## [What is expected]
Look through the material and copy each line holding "Engine".

## [Material to process]
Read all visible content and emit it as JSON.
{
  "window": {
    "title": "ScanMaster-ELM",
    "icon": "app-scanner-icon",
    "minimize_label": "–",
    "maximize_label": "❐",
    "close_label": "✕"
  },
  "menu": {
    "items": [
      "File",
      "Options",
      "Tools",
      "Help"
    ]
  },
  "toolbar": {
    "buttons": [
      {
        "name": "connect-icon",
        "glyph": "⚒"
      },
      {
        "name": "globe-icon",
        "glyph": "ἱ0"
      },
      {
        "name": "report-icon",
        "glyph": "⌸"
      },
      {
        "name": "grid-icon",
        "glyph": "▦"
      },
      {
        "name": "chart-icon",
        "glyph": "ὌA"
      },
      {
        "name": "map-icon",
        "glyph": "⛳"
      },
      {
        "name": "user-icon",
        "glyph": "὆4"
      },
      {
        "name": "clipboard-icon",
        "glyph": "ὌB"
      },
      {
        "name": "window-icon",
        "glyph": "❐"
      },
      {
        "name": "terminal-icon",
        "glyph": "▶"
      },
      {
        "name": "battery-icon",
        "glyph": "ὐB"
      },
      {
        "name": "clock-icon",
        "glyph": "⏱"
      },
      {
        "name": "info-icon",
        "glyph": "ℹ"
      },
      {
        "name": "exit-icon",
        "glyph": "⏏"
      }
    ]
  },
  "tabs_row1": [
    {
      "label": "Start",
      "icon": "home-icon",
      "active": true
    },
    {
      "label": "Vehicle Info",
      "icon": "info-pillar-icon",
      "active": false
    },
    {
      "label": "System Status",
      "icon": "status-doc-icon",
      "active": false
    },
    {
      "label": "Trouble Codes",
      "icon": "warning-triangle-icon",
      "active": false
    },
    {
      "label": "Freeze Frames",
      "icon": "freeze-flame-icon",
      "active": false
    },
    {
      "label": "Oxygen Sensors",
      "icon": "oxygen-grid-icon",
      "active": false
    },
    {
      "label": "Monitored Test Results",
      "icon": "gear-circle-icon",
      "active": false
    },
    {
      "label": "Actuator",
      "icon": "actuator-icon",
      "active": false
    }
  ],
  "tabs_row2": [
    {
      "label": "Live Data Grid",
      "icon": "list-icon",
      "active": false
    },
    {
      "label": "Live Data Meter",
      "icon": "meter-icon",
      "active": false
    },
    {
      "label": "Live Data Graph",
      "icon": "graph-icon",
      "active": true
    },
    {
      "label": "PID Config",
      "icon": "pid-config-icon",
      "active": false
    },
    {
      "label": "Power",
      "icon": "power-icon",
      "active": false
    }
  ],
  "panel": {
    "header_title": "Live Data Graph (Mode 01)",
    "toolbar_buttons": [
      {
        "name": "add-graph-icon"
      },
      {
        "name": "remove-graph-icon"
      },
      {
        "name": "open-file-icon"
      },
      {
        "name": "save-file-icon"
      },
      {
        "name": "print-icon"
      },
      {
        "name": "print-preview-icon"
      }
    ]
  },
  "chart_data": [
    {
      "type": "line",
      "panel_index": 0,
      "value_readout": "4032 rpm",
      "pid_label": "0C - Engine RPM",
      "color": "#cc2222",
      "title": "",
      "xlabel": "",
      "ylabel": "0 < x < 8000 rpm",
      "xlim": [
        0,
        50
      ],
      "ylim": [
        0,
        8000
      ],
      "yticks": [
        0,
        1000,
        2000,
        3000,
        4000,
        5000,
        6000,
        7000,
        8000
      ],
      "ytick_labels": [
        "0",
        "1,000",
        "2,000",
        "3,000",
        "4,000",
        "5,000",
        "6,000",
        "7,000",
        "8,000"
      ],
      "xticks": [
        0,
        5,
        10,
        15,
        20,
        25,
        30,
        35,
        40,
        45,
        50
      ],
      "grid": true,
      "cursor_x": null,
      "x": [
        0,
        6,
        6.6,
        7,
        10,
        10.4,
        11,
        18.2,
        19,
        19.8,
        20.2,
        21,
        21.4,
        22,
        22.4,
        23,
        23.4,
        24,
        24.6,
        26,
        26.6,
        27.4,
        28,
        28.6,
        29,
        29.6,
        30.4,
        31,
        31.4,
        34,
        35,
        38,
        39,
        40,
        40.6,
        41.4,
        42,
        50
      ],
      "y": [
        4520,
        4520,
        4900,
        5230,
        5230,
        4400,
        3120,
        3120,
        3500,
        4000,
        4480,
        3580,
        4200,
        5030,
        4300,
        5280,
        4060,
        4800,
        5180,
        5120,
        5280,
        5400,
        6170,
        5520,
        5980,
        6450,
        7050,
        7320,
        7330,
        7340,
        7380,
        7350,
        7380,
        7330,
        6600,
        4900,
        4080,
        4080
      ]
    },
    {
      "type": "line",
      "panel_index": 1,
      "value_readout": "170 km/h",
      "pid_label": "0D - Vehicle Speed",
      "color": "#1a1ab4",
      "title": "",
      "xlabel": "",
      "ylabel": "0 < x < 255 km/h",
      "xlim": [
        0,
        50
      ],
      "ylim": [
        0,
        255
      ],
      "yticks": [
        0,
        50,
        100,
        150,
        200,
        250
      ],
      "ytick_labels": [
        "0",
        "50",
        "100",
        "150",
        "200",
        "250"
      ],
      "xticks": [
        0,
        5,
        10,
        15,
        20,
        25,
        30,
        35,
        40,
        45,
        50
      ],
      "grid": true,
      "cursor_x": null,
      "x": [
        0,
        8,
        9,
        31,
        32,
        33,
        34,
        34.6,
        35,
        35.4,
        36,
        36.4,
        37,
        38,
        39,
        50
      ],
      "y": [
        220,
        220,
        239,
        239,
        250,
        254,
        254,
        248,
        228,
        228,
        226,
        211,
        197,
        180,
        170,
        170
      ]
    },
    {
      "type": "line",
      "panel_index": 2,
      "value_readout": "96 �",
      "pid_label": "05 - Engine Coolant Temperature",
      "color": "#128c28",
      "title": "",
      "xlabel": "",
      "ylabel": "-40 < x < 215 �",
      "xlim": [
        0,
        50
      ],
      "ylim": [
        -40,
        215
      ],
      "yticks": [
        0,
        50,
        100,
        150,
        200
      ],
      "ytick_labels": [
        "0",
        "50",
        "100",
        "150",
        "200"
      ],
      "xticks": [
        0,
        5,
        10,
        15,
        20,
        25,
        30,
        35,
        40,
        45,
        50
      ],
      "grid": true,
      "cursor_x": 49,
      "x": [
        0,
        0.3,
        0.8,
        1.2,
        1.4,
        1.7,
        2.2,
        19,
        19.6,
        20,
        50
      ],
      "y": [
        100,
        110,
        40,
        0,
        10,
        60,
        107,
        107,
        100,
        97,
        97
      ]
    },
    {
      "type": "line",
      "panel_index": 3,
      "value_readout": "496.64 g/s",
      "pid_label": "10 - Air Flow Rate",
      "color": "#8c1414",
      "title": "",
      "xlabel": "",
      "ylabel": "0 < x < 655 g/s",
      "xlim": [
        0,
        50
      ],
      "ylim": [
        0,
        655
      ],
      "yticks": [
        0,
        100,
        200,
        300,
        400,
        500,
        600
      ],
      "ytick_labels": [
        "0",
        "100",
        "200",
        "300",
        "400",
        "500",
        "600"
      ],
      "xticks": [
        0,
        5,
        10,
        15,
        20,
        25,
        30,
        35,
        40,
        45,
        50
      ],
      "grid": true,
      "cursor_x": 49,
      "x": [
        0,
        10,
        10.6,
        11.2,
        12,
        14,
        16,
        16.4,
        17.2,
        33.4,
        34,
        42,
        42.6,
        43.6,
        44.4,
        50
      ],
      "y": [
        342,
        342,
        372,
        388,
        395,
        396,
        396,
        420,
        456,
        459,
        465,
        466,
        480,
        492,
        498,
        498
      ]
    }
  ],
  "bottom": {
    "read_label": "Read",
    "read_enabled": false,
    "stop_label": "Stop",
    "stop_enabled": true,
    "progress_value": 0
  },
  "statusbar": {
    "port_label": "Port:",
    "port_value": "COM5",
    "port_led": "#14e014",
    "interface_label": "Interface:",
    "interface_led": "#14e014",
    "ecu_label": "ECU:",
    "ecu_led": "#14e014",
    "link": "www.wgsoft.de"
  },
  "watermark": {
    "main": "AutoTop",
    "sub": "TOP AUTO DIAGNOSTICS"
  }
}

## [Task output]
      "pid_label": "0C - Engine RPM",
      "pid_label": "05 - Engine Coolant Temperature",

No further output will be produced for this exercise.